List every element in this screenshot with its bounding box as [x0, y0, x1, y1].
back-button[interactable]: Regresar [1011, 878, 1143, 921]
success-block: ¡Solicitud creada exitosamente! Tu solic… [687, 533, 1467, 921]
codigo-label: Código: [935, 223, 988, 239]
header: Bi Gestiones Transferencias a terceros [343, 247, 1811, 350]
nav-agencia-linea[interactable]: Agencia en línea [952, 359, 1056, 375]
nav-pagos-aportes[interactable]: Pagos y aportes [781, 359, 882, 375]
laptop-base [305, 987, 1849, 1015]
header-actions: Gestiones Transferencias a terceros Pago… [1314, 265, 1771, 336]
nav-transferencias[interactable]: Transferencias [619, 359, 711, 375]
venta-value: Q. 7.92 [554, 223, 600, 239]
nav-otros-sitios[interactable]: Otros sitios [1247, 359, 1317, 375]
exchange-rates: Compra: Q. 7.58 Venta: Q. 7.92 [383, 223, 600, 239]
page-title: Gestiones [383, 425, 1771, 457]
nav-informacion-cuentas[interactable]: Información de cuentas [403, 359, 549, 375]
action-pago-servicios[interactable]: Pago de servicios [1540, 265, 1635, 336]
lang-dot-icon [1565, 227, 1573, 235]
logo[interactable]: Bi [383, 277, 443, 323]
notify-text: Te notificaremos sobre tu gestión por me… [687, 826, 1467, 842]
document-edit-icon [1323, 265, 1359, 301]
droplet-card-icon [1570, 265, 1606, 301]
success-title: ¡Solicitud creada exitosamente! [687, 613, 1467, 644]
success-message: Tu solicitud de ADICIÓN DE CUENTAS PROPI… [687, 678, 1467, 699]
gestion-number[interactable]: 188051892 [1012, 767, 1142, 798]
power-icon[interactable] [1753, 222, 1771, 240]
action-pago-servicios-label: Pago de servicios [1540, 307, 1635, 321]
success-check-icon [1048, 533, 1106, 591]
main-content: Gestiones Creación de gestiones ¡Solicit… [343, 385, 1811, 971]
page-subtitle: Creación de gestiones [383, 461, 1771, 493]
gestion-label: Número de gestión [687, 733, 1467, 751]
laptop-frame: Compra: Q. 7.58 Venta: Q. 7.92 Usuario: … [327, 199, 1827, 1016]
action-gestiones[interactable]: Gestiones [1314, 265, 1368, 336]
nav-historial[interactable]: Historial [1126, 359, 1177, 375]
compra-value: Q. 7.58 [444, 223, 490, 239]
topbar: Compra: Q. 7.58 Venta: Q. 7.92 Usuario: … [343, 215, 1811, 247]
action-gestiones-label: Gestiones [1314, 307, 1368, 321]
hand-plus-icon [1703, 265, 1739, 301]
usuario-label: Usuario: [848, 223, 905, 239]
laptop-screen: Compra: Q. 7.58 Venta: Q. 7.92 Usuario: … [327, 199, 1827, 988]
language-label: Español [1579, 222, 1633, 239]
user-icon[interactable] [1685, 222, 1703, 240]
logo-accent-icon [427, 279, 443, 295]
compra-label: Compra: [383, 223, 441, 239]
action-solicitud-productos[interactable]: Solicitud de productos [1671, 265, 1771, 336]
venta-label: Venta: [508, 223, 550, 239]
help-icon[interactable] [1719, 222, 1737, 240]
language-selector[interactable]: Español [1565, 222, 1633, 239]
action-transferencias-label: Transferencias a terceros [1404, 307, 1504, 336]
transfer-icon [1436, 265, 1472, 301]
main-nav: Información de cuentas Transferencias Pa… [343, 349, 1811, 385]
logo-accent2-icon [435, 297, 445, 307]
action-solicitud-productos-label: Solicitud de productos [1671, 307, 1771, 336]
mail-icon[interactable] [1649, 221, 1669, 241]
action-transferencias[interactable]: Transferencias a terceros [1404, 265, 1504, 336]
☆ ☆ ☆
Format every line of the listing above as a Markdown table with the columns Row and Entry, numbering each row and leaving out blank lines.

| Row | Entry |
|---|---|
| 1 | List every element in this screenshot with its bounding box as [x0, y0, x1, y1]. |
| 2 | back-button[interactable]: Regresar [1011, 878, 1143, 921] |
| 3 | success-block: ¡Solicitud creada exitosamente! Tu solic… [687, 533, 1467, 921] |
| 4 | codigo-label: Código: [935, 223, 988, 239] |
| 5 | header: Bi Gestiones Transferencias a terceros [343, 247, 1811, 350] |
| 6 | nav-agencia-linea[interactable]: Agencia en línea [952, 359, 1056, 375] |
| 7 | nav-pagos-aportes[interactable]: Pagos y aportes [781, 359, 882, 375] |
| 8 | laptop-base [305, 987, 1849, 1015] |
| 9 | header-actions: Gestiones Transferencias a terceros Pago… [1314, 265, 1771, 336] |
| 10 | nav-transferencias[interactable]: Transferencias [619, 359, 711, 375] |
| 11 | venta-value: Q. 7.92 [554, 223, 600, 239] |
| 12 | nav-otros-sitios[interactable]: Otros sitios [1247, 359, 1317, 375] |
| 13 | exchange-rates: Compra: Q. 7.58 Venta: Q. 7.92 [383, 223, 600, 239] |
| 14 | page-title: Gestiones [383, 425, 1771, 457] |
| 15 | nav-informacion-cuentas[interactable]: Información de cuentas [403, 359, 549, 375] |
| 16 | action-pago-servicios[interactable]: Pago de servicios [1540, 265, 1635, 336] |
| 17 | lang-dot-icon [1565, 227, 1573, 235] |
| 18 | logo[interactable]: Bi [383, 277, 443, 323] |
| 19 | notify-text: Te notificaremos sobre tu gestión por me… [687, 826, 1467, 842] |
| 20 | document-edit-icon [1323, 265, 1359, 301] |
| 21 | droplet-card-icon [1570, 265, 1606, 301] |
| 22 | success-title: ¡Solicitud creada exitosamente! [687, 613, 1467, 644] |
| 23 | success-message: Tu solicitud de ADICIÓN DE CUENTAS PROPI… [687, 678, 1467, 699] |
| 24 | gestion-number[interactable]: 188051892 [1012, 767, 1142, 798] |
| 25 | power-icon[interactable] [1753, 222, 1771, 240] |
| 26 | action-pago-servicios-label: Pago de servicios [1540, 307, 1635, 321] |
| 27 | success-check-icon [1048, 533, 1106, 591] |
| 28 | main-content: Gestiones Creación de gestiones ¡Solicit… [343, 385, 1811, 971] |
| 29 | page-subtitle: Creación de gestiones [383, 461, 1771, 493] |
| 30 | gestion-label: Número de gestión [687, 733, 1467, 751] |
| 31 | laptop-frame: Compra: Q. 7.58 Venta: Q. 7.92 Usuario: … [327, 199, 1827, 1016] |
| 32 | action-gestiones[interactable]: Gestiones [1314, 265, 1368, 336] |
| 33 | nav-historial[interactable]: Historial [1126, 359, 1177, 375] |
| 34 | compra-value: Q. 7.58 [444, 223, 490, 239] |
| 35 | topbar: Compra: Q. 7.58 Venta: Q. 7.92 Usuario: … [343, 215, 1811, 247] |
| 36 | action-gestiones-label: Gestiones [1314, 307, 1368, 321] |
| 37 | hand-plus-icon [1703, 265, 1739, 301] |
| 38 | usuario-label: Usuario: [848, 223, 905, 239] |
| 39 | laptop-screen: Compra: Q. 7.58 Venta: Q. 7.92 Usuario: … [327, 199, 1827, 988] |
| 40 | language-label: Español [1579, 222, 1633, 239] |
| 41 | user-icon[interactable] [1685, 222, 1703, 240] |
| 42 | logo-accent-icon [427, 279, 443, 295] |
| 43 | compra-label: Compra: [383, 223, 441, 239] |
| 44 | action-solicitud-productos[interactable]: Solicitud de productos [1671, 265, 1771, 336] |
| 45 | venta-label: Venta: [508, 223, 550, 239] |
| 46 | help-icon[interactable] [1719, 222, 1737, 240] |
| 47 | language-selector[interactable]: Español [1565, 222, 1633, 239] |
| 48 | action-transferencias-label: Transferencias a terceros [1404, 307, 1504, 336] |
| 49 | transfer-icon [1436, 265, 1472, 301] |
| 50 | main-nav: Información de cuentas Transferencias Pa… [343, 349, 1811, 385] |
| 51 | logo-accent2-icon [435, 297, 445, 307] |
| 52 | action-solicitud-productos-label: Solicitud de productos [1671, 307, 1771, 336] |
| 53 | mail-icon[interactable] [1649, 221, 1669, 241] |
| 54 | action-transferencias[interactable]: Transferencias a terceros [1404, 265, 1504, 336] |